• _EXTRACT_:
* * *
OAG was defined as the presence of glaucomatous optic nerve appearance, associated structural and functional VF defect identified by RNFL photography and standard automated perimetry (Humphrey Field Analyzer II 850; 24–2 Swedish interactive threshold algorithm standard; Carl-Zeiss Meditec, Dublin, CA), and open angle on gonioscopic examination. A glaucomatous VF change was defined as (1) outside normal limit on glaucoma hemifield test or (2) three abnormal points with P less than 5% probability of being normal or one abnormal point with P less than 1% by pattern deviation, or (3) pattern standard deviation (PSD) of 5% if the VF was otherwise normal, confirmed by two consecutive tests. A VF measurement was considered to be reliable when false-positive/negative results were less than 15% and fixation losses were less than 20%. For each glaucoma patient, an age- and sex-matched healthy subject who visited the clinic during the same recruitment period was enrolled and served as a control subject. Healthy subjects had (1) IOP less than 21 mm Hg with no history of elevated IOP; (2) normal appearance of optic disc, intact neuroretinal rim, and RNFL; and (3) normal visual fields, defined as a PSD within 95% confidence limits and a glaucoma hemifield test result within normal limits. Exclusion criteria for both groups were (1) severe myopic disc and fundus changes impairing adequate ONH/ VF evaluation for glaucoma, (2) coexisting retinal or neurologic diseases that could affect the VF, (3) poor quality OCT-A or spectral domain OCT scans that had significant artifacts (poor signal strength < 8, loss of fixation, asymmetric illumination, or motion artifacts such as vessel doubling or edge duplication), and (4) a history of diabetes mellitus, retinal vaso-occlusive diseases such as retinal vein occlusion that can affect FAZ microvasculature, or prior eye surgery/ laser treatment. Patients with a history of uncomplicated cataract surgeries or systemic hypertension were not excluded. The affected eye was selected in patients with unilateral glaucoma, and if both eyes of a patient had glaucoma and met the inclusion criteria, one eye was randomly selected for entry. A healthy control eye was randomly selected in patients with no sign of glaucoma in both eyes.
* * *
• _USING THE INFORMATION_:
• 1. Do these statements agree with the criteria passage? For each, answer yes or no and quote the words from the passage that decide it.
(a) Patients with a history of systemic hypertension were excluded.
(b) A visual field measurement counted as reliable when fixation losses were under 20%.
(c) Healthy subjects had an IOP below 21 mm Hg.
• 2. In the criteria passage, below what signal strength was a scan counted as poor quality?
• 3. Please list every exclusion criterion that the criteria passage gives for both groups.
* * *
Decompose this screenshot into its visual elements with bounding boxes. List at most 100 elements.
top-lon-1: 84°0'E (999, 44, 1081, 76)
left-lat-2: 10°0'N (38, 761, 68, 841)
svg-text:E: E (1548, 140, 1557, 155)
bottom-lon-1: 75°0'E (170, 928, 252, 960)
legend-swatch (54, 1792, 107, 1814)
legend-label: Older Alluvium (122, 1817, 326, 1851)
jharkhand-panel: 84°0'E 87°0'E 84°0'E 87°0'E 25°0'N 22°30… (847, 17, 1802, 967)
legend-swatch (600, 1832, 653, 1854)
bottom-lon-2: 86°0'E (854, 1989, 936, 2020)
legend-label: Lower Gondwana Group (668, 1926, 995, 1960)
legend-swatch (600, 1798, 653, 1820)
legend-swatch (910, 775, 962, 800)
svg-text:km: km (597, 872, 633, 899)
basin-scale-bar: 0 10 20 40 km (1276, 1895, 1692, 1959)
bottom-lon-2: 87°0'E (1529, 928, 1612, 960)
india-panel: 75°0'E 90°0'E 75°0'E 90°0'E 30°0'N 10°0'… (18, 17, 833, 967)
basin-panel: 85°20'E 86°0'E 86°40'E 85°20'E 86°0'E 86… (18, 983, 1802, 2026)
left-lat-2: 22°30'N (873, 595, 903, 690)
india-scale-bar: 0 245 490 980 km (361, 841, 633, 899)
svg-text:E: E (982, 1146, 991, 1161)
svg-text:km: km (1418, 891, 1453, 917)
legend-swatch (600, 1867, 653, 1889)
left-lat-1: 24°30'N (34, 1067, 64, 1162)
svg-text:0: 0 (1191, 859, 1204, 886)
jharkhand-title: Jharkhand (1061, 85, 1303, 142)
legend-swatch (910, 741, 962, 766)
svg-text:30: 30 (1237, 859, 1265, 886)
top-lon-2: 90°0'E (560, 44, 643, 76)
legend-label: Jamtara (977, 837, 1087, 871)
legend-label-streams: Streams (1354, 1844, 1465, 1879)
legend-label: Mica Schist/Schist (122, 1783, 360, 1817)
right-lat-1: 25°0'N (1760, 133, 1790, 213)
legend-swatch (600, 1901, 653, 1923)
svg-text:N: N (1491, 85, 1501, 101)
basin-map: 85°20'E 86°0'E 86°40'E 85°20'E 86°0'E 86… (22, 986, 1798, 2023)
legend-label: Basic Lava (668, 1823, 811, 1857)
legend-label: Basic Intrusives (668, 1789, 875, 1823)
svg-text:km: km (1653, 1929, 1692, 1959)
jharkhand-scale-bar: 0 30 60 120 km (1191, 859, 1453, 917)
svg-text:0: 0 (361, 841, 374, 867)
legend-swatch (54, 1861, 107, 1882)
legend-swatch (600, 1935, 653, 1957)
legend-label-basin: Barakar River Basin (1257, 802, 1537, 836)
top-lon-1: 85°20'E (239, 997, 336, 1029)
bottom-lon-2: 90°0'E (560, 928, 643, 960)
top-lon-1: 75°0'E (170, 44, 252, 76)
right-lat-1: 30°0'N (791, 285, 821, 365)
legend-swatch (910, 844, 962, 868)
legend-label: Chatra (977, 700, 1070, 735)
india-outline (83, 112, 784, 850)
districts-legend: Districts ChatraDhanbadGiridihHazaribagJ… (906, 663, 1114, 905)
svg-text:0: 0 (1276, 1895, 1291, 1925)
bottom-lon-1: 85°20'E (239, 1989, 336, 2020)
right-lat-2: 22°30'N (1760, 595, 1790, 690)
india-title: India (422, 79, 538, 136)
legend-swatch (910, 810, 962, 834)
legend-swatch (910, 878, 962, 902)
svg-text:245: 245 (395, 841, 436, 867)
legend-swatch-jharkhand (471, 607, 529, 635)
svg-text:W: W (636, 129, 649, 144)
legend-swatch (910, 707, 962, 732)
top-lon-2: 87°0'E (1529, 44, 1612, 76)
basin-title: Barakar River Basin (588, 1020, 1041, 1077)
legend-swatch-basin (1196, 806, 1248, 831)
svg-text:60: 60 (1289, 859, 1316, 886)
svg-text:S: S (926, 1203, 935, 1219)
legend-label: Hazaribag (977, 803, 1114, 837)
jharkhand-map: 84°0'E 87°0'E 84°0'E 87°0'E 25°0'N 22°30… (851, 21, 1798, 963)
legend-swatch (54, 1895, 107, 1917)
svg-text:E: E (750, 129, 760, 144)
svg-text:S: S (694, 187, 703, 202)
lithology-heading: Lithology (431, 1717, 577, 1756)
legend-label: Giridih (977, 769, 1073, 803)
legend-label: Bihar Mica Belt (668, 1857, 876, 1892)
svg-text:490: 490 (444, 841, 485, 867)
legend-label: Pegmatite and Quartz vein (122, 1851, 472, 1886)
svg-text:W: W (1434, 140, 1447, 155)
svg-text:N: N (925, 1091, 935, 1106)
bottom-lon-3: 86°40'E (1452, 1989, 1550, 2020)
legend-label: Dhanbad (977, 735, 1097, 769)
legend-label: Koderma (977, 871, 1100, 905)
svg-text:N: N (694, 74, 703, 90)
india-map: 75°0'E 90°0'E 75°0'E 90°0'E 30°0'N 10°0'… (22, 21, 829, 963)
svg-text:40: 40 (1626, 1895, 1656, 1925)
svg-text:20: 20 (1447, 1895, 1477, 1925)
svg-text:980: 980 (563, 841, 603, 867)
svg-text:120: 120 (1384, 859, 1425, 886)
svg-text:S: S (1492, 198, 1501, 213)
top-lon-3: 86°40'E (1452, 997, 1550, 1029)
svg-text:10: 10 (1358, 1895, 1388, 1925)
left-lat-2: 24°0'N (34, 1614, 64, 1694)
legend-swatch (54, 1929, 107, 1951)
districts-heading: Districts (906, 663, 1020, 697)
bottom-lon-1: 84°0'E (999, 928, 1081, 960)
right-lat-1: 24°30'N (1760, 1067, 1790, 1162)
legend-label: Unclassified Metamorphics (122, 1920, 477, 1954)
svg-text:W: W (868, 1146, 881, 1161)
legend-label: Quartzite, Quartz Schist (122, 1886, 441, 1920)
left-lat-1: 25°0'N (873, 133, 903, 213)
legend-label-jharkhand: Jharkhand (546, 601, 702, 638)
* * *
• _REPLIES_:
• 1.
(a) No: "Patients with a history of uncomplicated cataract surgeries or systemic hypertension were not excluded."
(b) Yes: "fixation losses were less than 20%"
(c) Yes: "IOP less than 21 mm Hg with no history of elevated IOP"

• 2. Below 8.

• 3.
1. Severe myopic disc and fundus changes impairing adequate ONH/VF evaluation for glaucoma
2. Coexisting retinal or neurologic diseases that could affect the VF
3. Poor quality OCT-A or spectral domain OCT scans with significant artifacts (poor signal strength < 8, loss of fixation, asymmetric illumination, or motion artifacts such as vessel doubling or edge duplication)
4. A history of diabetes mellitus, retinal vaso-occlusive diseases such as retinal vein occlusion that can affect FAZ microvasculature, or prior eye surgery/laser treatment